** Begin **

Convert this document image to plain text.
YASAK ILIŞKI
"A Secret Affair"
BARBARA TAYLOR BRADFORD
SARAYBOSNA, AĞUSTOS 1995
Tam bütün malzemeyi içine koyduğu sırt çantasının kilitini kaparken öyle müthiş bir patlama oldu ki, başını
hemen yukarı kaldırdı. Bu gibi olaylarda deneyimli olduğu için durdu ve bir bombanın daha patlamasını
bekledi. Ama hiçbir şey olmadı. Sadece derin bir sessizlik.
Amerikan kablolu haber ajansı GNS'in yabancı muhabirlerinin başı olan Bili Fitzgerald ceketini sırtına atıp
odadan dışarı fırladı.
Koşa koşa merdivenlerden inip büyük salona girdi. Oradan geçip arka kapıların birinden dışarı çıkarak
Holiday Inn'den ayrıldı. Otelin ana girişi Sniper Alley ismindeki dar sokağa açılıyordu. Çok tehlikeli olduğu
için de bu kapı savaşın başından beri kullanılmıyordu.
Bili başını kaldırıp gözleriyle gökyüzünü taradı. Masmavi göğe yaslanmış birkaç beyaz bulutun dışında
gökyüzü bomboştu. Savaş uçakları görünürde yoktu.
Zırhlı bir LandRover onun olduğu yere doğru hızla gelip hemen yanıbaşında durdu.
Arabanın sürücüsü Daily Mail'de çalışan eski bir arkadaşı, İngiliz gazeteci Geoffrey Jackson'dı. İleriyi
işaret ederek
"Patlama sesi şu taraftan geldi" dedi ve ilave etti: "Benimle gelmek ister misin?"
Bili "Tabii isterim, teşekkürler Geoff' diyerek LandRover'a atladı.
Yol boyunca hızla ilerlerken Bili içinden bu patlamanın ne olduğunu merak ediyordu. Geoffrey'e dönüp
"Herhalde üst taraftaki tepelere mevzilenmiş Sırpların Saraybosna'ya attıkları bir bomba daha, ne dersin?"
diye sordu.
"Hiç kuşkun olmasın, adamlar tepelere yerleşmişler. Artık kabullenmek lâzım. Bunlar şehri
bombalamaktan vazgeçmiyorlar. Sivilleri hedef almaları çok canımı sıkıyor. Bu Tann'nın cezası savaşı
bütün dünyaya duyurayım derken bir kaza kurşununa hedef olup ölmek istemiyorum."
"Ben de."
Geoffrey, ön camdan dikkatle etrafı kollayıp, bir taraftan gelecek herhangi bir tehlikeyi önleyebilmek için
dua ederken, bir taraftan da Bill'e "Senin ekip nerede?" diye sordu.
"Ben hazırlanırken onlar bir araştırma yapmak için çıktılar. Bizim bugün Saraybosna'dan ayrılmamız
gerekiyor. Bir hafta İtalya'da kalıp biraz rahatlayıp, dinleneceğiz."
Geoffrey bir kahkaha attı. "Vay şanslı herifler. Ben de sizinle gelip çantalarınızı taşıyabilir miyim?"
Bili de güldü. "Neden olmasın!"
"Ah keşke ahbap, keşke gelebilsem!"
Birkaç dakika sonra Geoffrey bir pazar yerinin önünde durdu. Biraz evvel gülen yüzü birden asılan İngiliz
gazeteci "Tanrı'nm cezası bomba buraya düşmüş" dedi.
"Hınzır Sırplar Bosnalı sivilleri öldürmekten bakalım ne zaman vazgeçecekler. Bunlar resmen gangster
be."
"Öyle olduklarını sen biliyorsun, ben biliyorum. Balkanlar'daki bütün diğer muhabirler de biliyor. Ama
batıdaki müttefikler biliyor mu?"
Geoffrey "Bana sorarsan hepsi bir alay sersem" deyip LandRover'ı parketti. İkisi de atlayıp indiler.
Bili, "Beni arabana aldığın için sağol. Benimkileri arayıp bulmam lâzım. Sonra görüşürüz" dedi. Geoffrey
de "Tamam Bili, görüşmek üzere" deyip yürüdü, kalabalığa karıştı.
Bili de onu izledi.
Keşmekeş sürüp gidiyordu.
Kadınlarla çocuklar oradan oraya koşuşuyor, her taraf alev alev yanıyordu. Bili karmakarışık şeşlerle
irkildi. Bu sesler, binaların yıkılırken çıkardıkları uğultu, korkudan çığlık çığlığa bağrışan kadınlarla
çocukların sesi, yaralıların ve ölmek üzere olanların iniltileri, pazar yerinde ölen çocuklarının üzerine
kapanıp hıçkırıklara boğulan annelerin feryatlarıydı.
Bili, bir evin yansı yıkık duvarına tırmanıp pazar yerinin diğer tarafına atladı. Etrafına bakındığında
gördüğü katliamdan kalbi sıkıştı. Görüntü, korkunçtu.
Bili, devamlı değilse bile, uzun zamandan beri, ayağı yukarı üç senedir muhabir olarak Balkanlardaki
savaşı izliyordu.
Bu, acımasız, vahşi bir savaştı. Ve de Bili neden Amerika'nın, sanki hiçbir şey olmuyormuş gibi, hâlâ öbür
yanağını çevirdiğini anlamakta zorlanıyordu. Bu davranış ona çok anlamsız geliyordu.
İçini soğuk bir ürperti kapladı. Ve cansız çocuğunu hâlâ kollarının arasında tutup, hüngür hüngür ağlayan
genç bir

** End **

[The problem] Every line of the listing that holds "lâzım" is to be counted; give only the resulting number.

[Task response] 2